引用文 -
ロックなヒト

「家業と共に取り組む、スポーツへの想いから始まった挑戦」

A-FIT・ABCLaboは「ここを経由してトップアスリート生まれたら面白いよね。」

仲間とのそんな会話から始まりました。

石材業とスポーツ指導の両立を果たす横尾氏。

自分の大好きなスポーツを通じて運動能力を高めることを願って立ち上げたA-FITへの想いと、自らの家業を受け継ぐことへの決意を伺う機会となりました。

地域社会に貢献し、自身の理想を追求する横尾さんの姿に迫ります。

(横:横尾貴之  イ:インタビュア)

※A-FITABCLaboとは

地域の子供たちにスポーツを通じて成長するための機会をと、地元のスポーツ好きのメンバーの協力によって創設される。
横尾氏を含む創設メンバーは、子供たちが基礎的な運動能力を身につける場を提供し、彼らの将来に向けたポジティブな影響を与えることを目指している。

A-FIT・ABCLaboを始めたきっかけ

イ:なぜ、A-FITやABCLaboの活動を始められたのでしょうか。

横:自分はバスケットをずっとやってきて、「自分の子どもと本気の1on1ができたらいいな」と思っていました。でも、「バスケを始める前に、運動能力が上がる場所が欲しいな」と思いました。
もちろん、バスケ以外のスポーツが好きな子供もたくさんいます。
どのスポーツを初めても、スムーズにそのスポーツに馴染んでいけるように基礎トレーニングの重要性を伝えられたらな、と思いました。

イ:まずは、ご家族から始まったのですね。

横:そうです。結局、チームスポーツにしても一人だけじゃどうにもなりません。
そこで、運動に興味がある子を集めて体の動かし方を学ぶ機会になればいいなと始めたのがきっかけでした。
ただ、A-FITをスタートして2年目にコロナ禍がありました。
その影響もあり、体育館を使うことが出来なくなり、3年ほどはまともな活動ができませんでした。

指示 1 - 引用文のうち「どのスポーツを初めても、スム」から「もな活動ができませんでした。」までを、両端を含めて抜き出す。
指示 2 - 次の(a)〜(c)が引用文の内容と合っているかを「はい」か「いいえ」で答え、判断の根拠となる引用文の語句をそのまま添える。(a) 横尾氏は石材業とスポーツ指導を両立している。(b) 横尾氏はずっとサッカーをやってきた。(c) コロナ禍の影響で、A-FITは5年ほどまともな活動ができなかった。

抽出一覧 -
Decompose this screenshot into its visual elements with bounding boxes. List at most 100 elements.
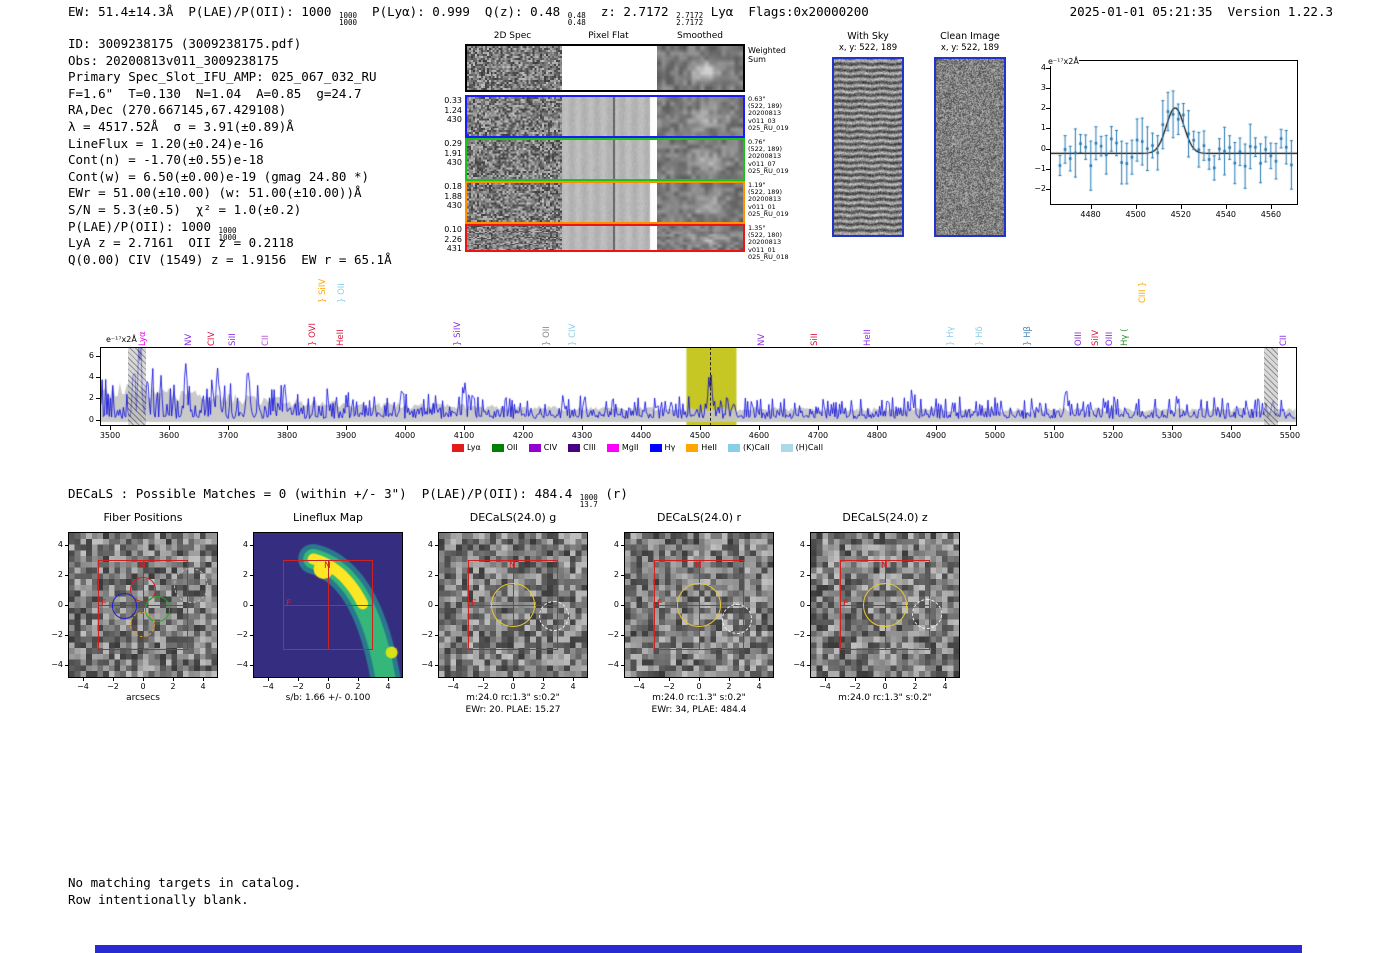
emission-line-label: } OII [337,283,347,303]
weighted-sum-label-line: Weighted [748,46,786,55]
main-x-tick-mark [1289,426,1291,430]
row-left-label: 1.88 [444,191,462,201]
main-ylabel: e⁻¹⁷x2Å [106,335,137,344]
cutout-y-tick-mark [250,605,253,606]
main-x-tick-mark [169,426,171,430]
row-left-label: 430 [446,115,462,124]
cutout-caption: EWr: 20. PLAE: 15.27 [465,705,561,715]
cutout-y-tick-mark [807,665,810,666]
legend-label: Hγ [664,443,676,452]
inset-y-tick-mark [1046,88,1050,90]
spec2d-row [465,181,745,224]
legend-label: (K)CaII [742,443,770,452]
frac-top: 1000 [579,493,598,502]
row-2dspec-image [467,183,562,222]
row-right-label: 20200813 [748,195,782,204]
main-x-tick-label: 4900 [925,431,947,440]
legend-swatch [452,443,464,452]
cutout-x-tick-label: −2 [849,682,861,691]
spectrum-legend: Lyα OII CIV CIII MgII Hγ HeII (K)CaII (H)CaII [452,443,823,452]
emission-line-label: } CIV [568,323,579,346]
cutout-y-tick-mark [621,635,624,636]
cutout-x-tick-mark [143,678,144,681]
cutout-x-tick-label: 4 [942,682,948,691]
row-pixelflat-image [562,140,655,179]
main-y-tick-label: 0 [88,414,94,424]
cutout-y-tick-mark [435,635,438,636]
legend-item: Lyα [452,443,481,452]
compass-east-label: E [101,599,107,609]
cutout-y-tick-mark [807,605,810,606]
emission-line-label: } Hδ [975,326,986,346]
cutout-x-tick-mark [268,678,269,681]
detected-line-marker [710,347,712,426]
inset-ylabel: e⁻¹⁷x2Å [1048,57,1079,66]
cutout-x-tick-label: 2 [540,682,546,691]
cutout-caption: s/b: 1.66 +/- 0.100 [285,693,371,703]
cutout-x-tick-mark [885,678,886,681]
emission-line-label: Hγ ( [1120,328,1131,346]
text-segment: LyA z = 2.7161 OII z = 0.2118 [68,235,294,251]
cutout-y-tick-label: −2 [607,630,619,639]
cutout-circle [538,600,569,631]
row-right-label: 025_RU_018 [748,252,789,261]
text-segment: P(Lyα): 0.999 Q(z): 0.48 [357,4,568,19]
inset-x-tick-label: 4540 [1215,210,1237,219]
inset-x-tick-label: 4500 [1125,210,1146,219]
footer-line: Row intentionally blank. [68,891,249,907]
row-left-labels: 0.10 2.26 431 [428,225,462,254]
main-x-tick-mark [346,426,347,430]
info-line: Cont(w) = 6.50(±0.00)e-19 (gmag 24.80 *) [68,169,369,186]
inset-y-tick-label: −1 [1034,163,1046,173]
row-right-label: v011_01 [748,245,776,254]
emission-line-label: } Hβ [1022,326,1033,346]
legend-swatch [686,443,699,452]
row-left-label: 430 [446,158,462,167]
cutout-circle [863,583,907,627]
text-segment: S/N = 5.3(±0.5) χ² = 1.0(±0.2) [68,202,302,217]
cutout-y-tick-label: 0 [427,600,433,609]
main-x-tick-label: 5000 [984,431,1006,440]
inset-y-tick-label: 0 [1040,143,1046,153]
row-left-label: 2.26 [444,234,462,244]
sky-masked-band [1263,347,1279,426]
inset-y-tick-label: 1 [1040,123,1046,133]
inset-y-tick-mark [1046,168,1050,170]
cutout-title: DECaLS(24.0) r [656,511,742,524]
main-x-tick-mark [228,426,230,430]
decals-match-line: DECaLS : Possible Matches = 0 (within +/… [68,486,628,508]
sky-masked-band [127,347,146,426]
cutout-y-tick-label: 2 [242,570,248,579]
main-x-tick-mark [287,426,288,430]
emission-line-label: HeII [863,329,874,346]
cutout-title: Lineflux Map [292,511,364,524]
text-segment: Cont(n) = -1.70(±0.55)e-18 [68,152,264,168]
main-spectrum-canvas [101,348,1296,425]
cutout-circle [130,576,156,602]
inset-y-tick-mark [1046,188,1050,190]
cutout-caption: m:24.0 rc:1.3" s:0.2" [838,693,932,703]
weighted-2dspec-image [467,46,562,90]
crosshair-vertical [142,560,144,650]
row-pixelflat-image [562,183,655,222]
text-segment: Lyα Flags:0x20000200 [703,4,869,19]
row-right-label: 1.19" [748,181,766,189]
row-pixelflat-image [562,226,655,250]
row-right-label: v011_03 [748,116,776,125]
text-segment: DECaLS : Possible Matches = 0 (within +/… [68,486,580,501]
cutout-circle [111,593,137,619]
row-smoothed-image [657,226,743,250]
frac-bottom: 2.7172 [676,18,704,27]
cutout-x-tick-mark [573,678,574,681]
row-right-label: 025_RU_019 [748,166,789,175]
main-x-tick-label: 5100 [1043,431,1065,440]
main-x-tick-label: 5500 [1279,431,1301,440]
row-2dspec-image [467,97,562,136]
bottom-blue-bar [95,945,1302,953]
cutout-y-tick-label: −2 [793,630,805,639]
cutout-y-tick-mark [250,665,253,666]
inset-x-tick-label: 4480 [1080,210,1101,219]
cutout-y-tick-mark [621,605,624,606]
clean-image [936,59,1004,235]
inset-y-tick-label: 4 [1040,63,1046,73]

* * *

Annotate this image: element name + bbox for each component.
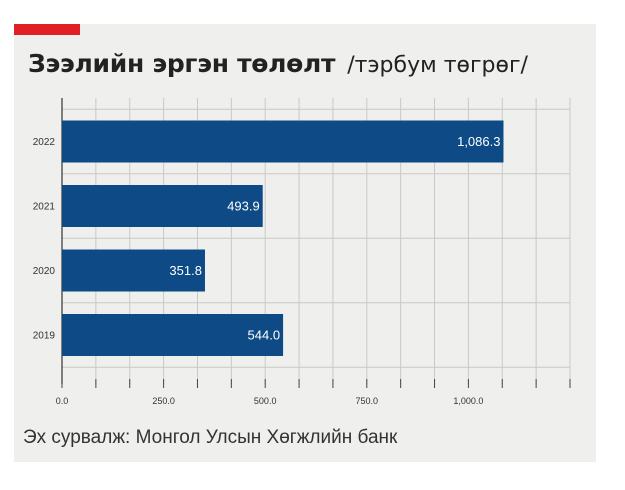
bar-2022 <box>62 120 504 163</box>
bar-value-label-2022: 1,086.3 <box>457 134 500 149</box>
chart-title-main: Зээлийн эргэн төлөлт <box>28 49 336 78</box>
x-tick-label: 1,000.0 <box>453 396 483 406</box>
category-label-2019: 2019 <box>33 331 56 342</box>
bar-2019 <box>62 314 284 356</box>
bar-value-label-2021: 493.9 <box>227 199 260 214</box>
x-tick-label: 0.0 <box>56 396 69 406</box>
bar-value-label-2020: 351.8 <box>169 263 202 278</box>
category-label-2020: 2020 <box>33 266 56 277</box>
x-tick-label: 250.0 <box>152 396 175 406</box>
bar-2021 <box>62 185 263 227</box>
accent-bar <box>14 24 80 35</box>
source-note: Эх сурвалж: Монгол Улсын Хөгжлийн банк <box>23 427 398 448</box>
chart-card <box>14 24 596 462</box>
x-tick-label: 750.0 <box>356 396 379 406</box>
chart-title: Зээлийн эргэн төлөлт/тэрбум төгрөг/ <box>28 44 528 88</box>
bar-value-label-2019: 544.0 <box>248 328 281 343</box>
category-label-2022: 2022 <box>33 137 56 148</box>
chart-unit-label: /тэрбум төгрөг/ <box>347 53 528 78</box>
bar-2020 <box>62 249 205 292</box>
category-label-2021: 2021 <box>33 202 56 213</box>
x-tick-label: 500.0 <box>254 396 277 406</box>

--

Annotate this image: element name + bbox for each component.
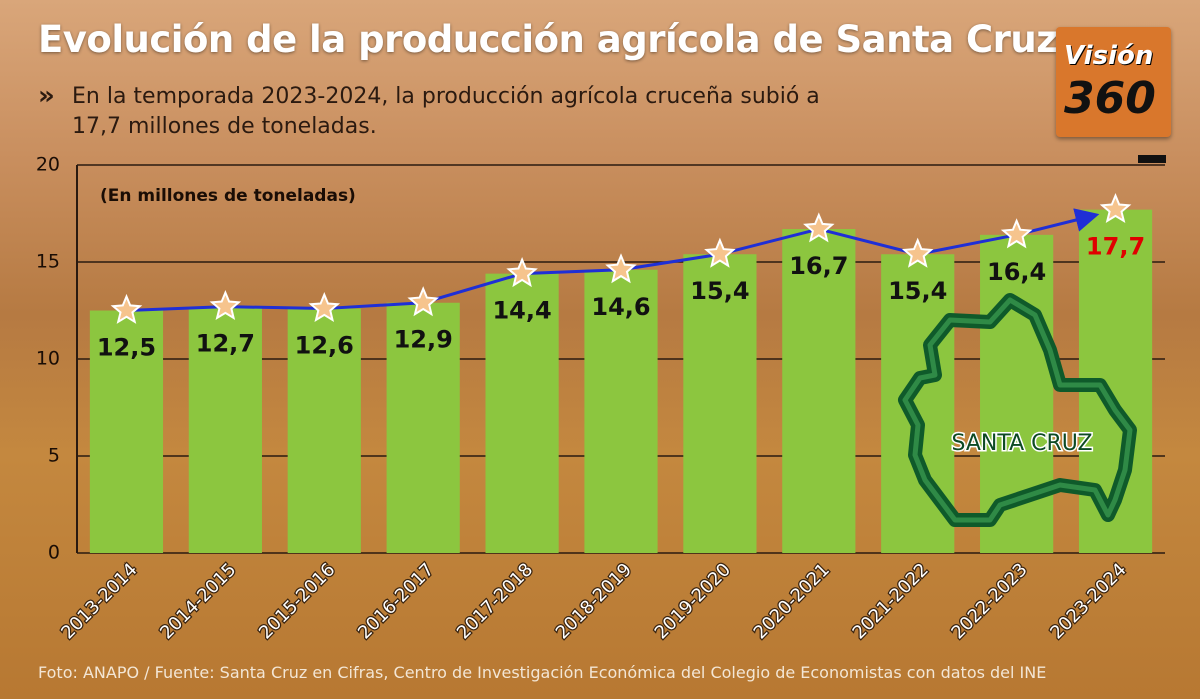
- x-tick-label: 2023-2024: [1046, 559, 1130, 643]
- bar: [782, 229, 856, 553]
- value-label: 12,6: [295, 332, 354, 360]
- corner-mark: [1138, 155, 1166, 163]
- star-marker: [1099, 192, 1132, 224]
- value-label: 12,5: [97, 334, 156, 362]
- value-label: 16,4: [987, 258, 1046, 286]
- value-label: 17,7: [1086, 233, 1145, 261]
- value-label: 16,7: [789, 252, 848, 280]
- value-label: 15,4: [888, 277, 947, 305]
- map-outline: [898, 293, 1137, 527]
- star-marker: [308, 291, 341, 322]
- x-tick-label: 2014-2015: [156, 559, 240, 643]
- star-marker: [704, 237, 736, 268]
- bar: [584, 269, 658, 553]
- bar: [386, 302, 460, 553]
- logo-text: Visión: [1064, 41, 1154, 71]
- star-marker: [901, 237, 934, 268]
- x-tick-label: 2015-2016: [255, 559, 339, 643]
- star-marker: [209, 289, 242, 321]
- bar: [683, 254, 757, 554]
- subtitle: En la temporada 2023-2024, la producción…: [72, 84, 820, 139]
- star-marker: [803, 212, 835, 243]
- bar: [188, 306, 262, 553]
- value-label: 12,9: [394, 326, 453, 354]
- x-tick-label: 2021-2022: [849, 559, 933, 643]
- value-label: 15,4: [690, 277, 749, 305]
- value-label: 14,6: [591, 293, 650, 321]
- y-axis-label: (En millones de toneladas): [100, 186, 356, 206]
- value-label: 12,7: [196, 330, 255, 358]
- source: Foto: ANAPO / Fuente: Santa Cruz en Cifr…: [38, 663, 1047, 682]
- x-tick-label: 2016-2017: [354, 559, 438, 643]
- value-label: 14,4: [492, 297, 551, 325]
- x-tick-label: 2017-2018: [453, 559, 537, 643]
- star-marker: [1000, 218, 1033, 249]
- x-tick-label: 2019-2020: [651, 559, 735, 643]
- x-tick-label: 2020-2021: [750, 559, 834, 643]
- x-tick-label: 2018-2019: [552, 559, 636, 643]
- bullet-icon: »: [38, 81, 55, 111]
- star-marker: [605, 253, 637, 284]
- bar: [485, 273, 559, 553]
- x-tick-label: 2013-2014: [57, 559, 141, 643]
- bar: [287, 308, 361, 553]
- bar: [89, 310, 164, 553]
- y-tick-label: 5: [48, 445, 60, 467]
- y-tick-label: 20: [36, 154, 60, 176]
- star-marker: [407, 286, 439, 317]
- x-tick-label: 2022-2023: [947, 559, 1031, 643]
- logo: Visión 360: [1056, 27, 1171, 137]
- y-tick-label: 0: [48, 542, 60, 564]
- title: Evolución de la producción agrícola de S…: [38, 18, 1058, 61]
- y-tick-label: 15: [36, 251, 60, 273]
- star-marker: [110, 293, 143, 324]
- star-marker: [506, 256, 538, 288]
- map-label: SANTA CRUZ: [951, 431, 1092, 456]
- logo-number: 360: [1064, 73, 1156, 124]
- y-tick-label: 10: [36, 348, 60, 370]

解答 1 -
どのスポーツを初めても、スムーズにそのスポーツに馴染んでいけるように基礎トレーニングの重要性を伝えられたらな、と思いました。

イ:まずは、ご家族から始まったのですね。

横:そうです。結局、チームスポーツにしても一人だけじゃどうにもなりません。
そこで、運動に興味がある子を集めて体の動かし方を学ぶ機会になればいいなと始めたのがきっかけでした。
ただ、A-FITをスタートして2年目にコロナ禍がありました。
その影響もあり、体育館を使うことが出来なくなり、3年ほどはまともな活動ができませんでした。

解答 2 -
(a) はい。「石材業とスポーツ指導の両立を果たす横尾氏。」
(b) いいえ。「自分はバスケットをずっとやってきて」
(c) いいえ。「3年ほどはまともな活動ができませんでした。」